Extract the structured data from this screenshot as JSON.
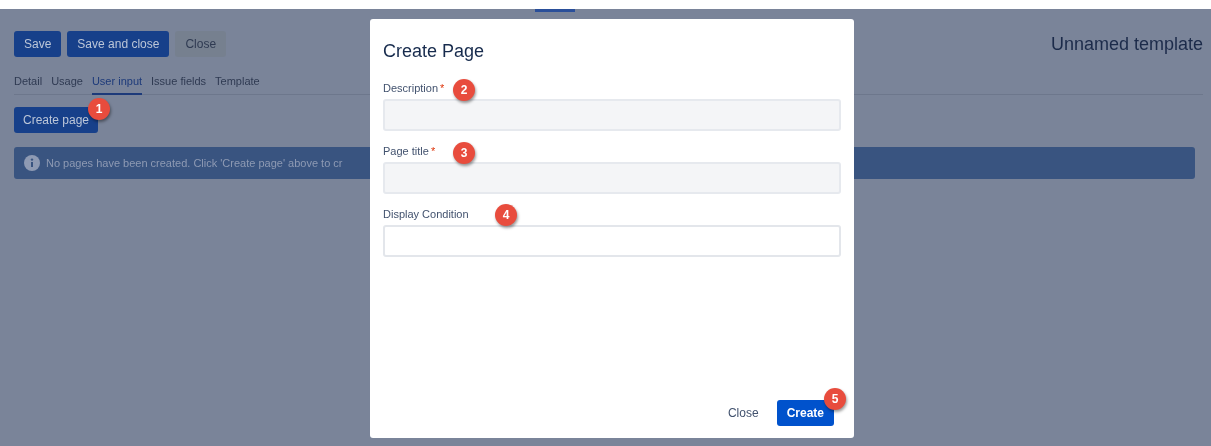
{
  "toolbar": {
    "buttons": [
      {
        "label": "Save",
        "kind": "primary"
      },
      {
        "label": "Save and close",
        "kind": "primary"
      },
      {
        "label": "Close",
        "kind": "subtle"
      }
    ]
  },
  "page_title": "Unnamed template",
  "tabs": [
    {
      "label": "Detail",
      "selected": false
    },
    {
      "label": "Usage",
      "selected": false
    },
    {
      "label": "User input",
      "selected": true
    },
    {
      "label": "Issue fields",
      "selected": false
    },
    {
      "label": "Template",
      "selected": false
    }
  ],
  "create_button": {
    "label": "Create page",
    "step": "1"
  },
  "info_banner": {
    "text": "No pages have been created. Click 'Create page' above to cr"
  },
  "dialog": {
    "title": "Create Page",
    "required_mark": "*",
    "fields": [
      {
        "label": "Description",
        "required": true,
        "step": "2"
      },
      {
        "label": "Page title",
        "required": true,
        "step": "3"
      },
      {
        "label": "Display Condition",
        "required": false,
        "step": "4"
      }
    ],
    "buttons": [
      {
        "label": "Close",
        "kind": "subtle"
      },
      {
        "label": "Create",
        "kind": "primary",
        "step": "5"
      }
    ]
  }
}
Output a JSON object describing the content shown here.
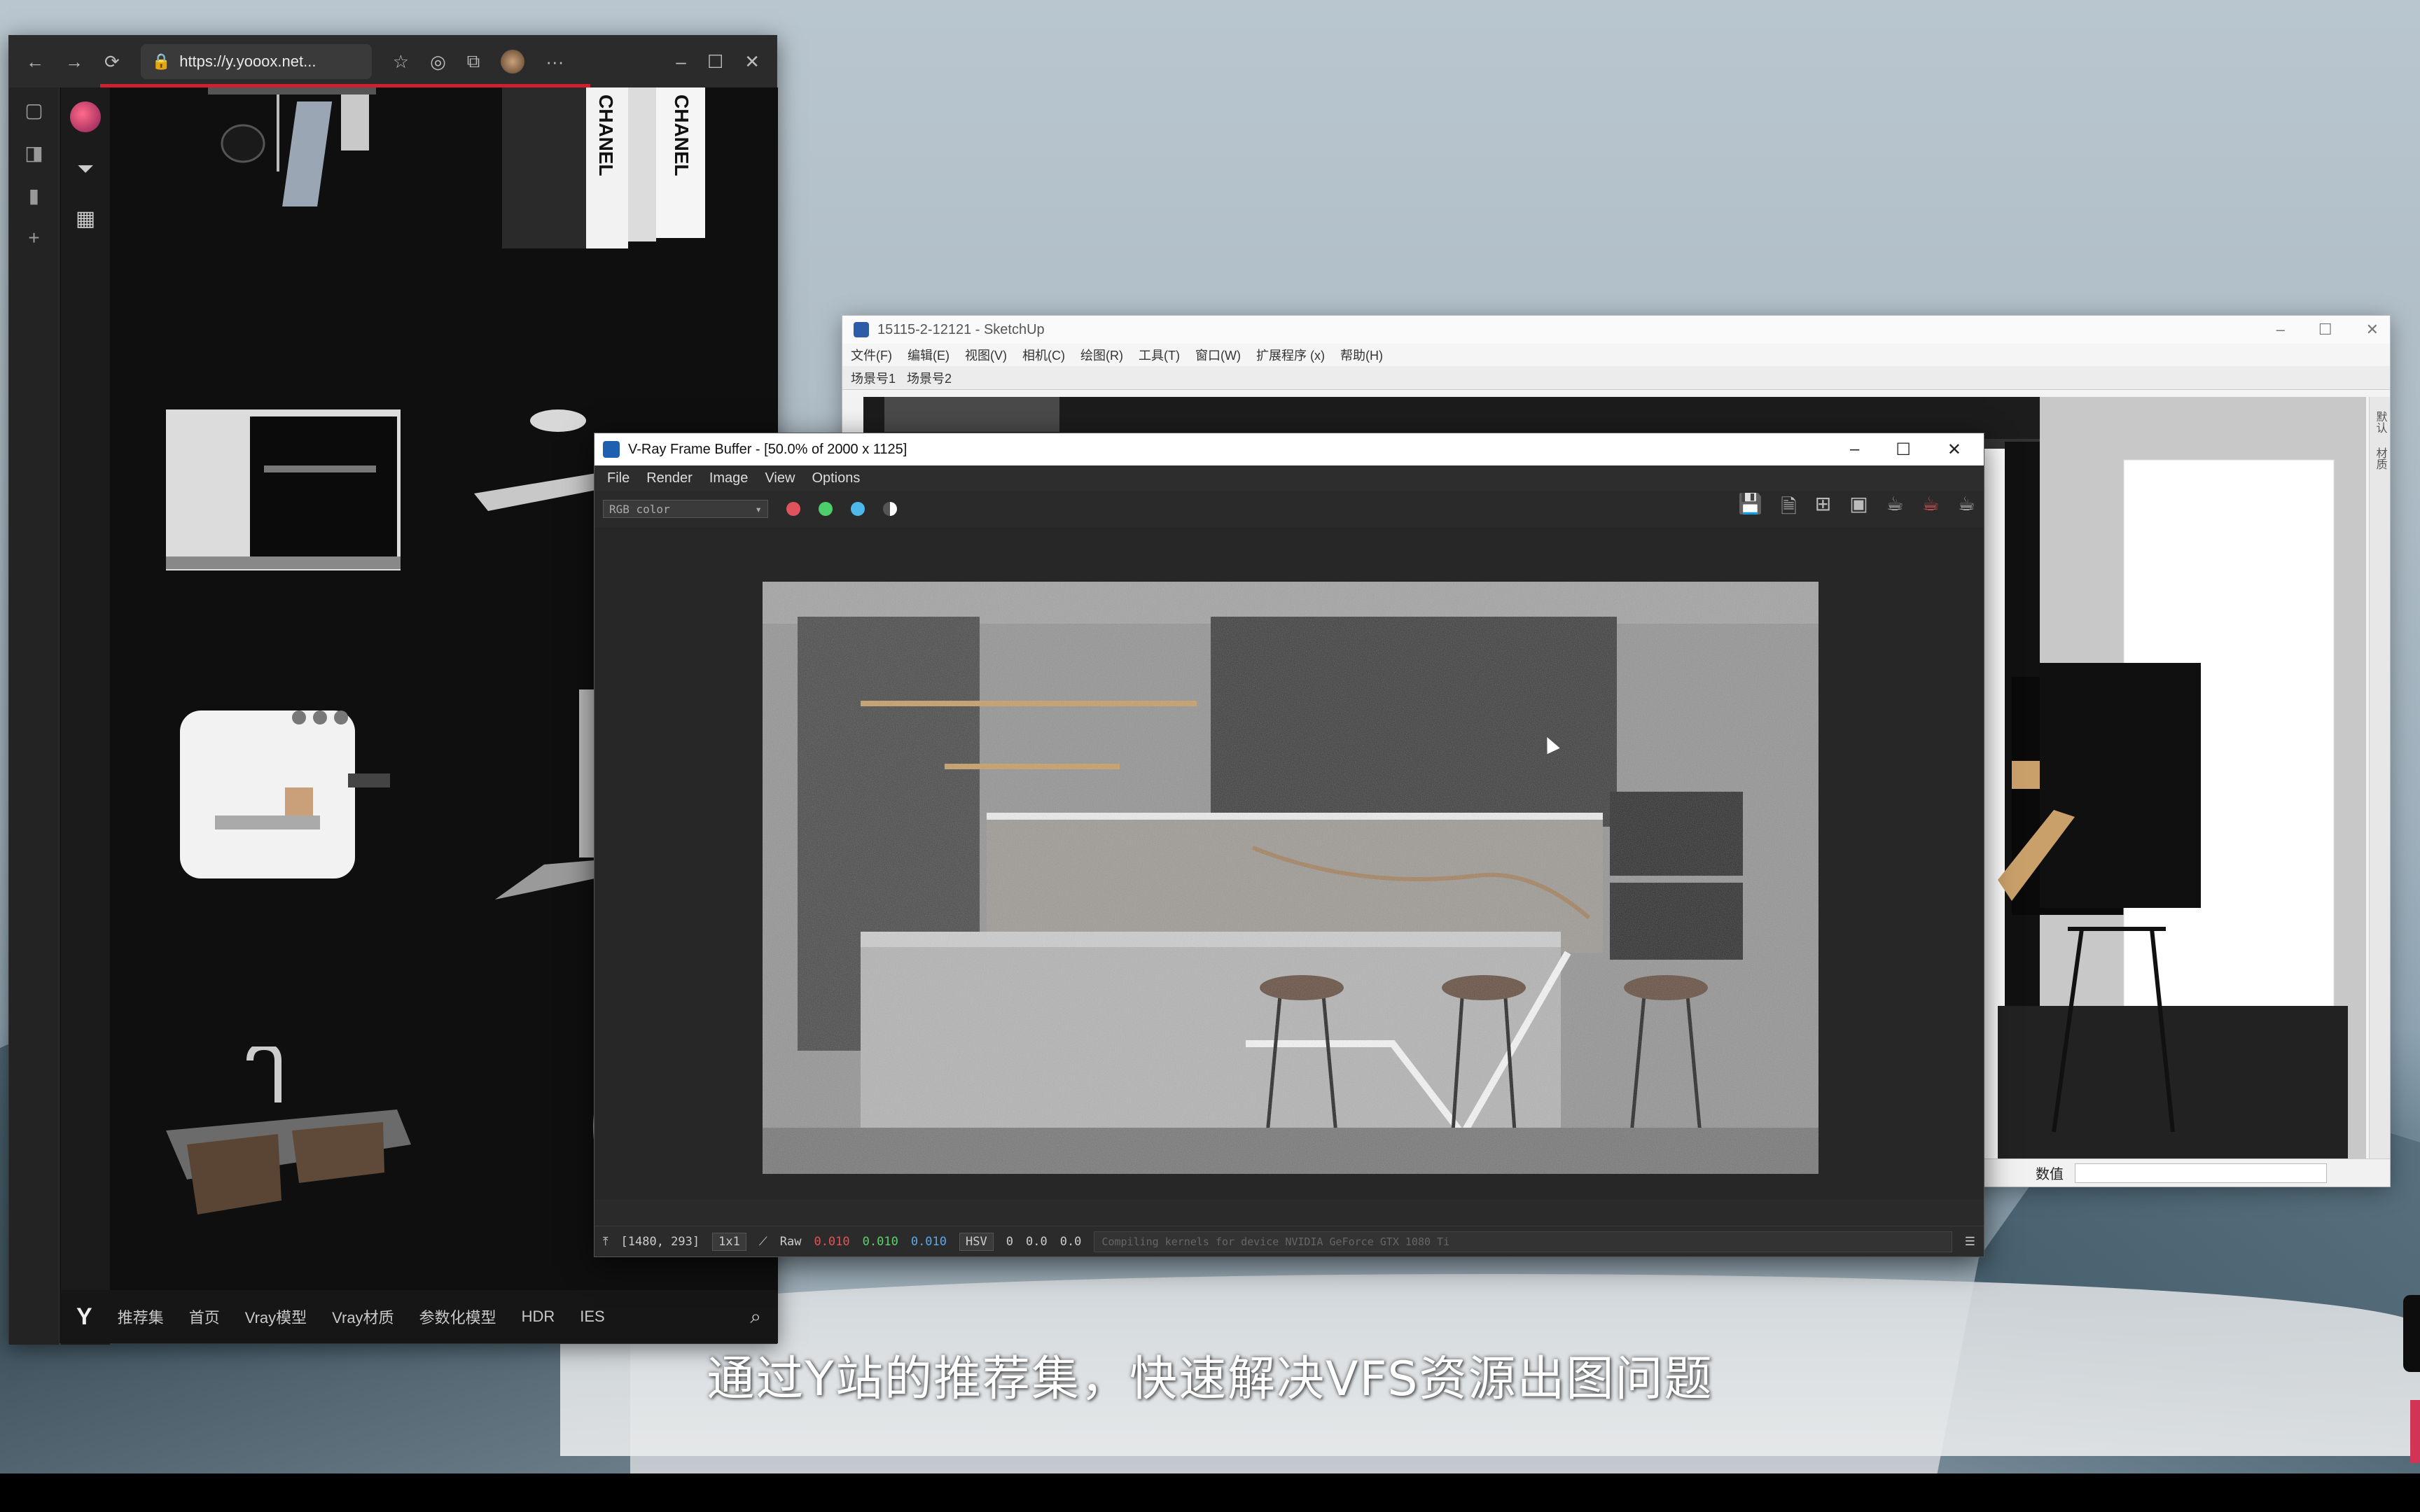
{
  "browser": {
    "address": "https://y.yooox.net...",
    "footer_logo": "Y",
    "footer_nav": [
      "推荐集",
      "首页",
      "Vray模型",
      "Vray材质",
      "参数化模型",
      "HDR",
      "IES"
    ],
    "product_labels": [
      "CHANEL",
      "CHANEL"
    ]
  },
  "sketchup": {
    "title": "15115-2-12121 - SketchUp",
    "menu": [
      "文件(F)",
      "编辑(E)",
      "视图(V)",
      "相机(C)",
      "绘图(R)",
      "工具(T)",
      "窗口(W)",
      "扩展程序 (x)",
      "帮助(H)"
    ],
    "tabs": [
      "场景号1",
      "场景号2"
    ],
    "status_label": "数值",
    "right_panel": [
      "默认",
      "材质"
    ]
  },
  "vfb": {
    "title": "V-Ray Frame Buffer - [50.0% of 2000 x 1125]",
    "menu": [
      "File",
      "Render",
      "Image",
      "View",
      "Options"
    ],
    "channel": "RGB color",
    "channel_colors": [
      "#e0535d",
      "#4ccf6a",
      "#4fb8ea"
    ],
    "status": {
      "coords": "[1480, 293]",
      "zoom": "1x1",
      "mode": "Raw",
      "r": "0.010",
      "g": "0.010",
      "b": "0.010",
      "colorspace": "HSV",
      "h": "0",
      "s": "0.0",
      "v": "0.0",
      "log": "Compiling kernels for device NVIDIA GeForce GTX 1080 Ti"
    }
  },
  "caption": "通过Y站的推荐集，快速解决VFS资源出图问题"
}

**Exercise details**
Print each record exactly as it stands, leaving the images out.

**Full answer**
Extract the structured data from this screenshot as JSON.
{
  "toolbar": {
    "buttons": [
      {
        "label": "Save",
        "kind": "primary"
      },
      {
        "label": "Save and close",
        "kind": "primary"
      },
      {
        "label": "Close",
        "kind": "subtle"
      }
    ]
  },
  "page_title": "Unnamed template",
  "tabs": [
    {
      "label": "Detail",
      "selected": false
    },
    {
      "label": "Usage",
      "selected": false
    },
    {
      "label": "User input",
      "selected": true
    },
    {
      "label": "Issue fields",
      "selected": false
    },
    {
      "label": "Template",
      "selected": false
    }
  ],
  "create_button": {
    "label": "Create page",
    "step": "1"
  },
  "info_banner": {
    "text": "No pages have been created. Click 'Create page' above to cr"
  },
  "dialog": {
    "title": "Create Page",
    "required_mark": "*",
    "fields": [
      {
        "label": "Description",
        "required": true,
        "step": "2"
      },
      {
        "label": "Page title",
        "required": true,
        "step": "3"
      },
      {
        "label": "Display Condition",
        "required": false,
        "step": "4"
      }
    ],
    "buttons": [
      {
        "label": "Close",
        "kind": "subtle"
      },
      {
        "label": "Create",
        "kind": "primary",
        "step": "5"
      }
    ]
  }
}
Output a JSON object describing the content shown here.
{
  "browser": {
    "address": "https://y.yooox.net...",
    "footer_logo": "Y",
    "footer_nav": [
      "推荐集",
      "首页",
      "Vray模型",
      "Vray材质",
      "参数化模型",
      "HDR",
      "IES"
    ],
    "product_labels": [
      "CHANEL",
      "CHANEL"
    ]
  },
  "sketchup": {
    "title": "15115-2-12121 - SketchUp",
    "menu": [
      "文件(F)",
      "编辑(E)",
      "视图(V)",
      "相机(C)",
      "绘图(R)",
      "工具(T)",
      "窗口(W)",
      "扩展程序 (x)",
      "帮助(H)"
    ],
    "tabs": [
      "场景号1",
      "场景号2"
    ],
    "status_label": "数值",
    "right_panel": [
      "默认",
      "材质"
    ]
  },
  "vfb": {
    "title": "V-Ray Frame Buffer - [50.0% of 2000 x 1125]",
    "menu": [
      "File",
      "Render",
      "Image",
      "View",
      "Options"
    ],
    "channel": "RGB color",
    "channel_colors": [
      "#e0535d",
      "#4ccf6a",
      "#4fb8ea"
    ],
    "status": {
      "coords": "[1480, 293]",
      "zoom": "1x1",
      "mode": "Raw",
      "r": "0.010",
      "g": "0.010",
      "b": "0.010",
      "colorspace": "HSV",
      "h": "0",
      "s": "0.0",
      "v": "0.0",
      "log": "Compiling kernels for device NVIDIA GeForce GTX 1080 Ti"
    }
  },
  "caption": "通过Y站的推荐集，快速解决VFS资源出图问题"
}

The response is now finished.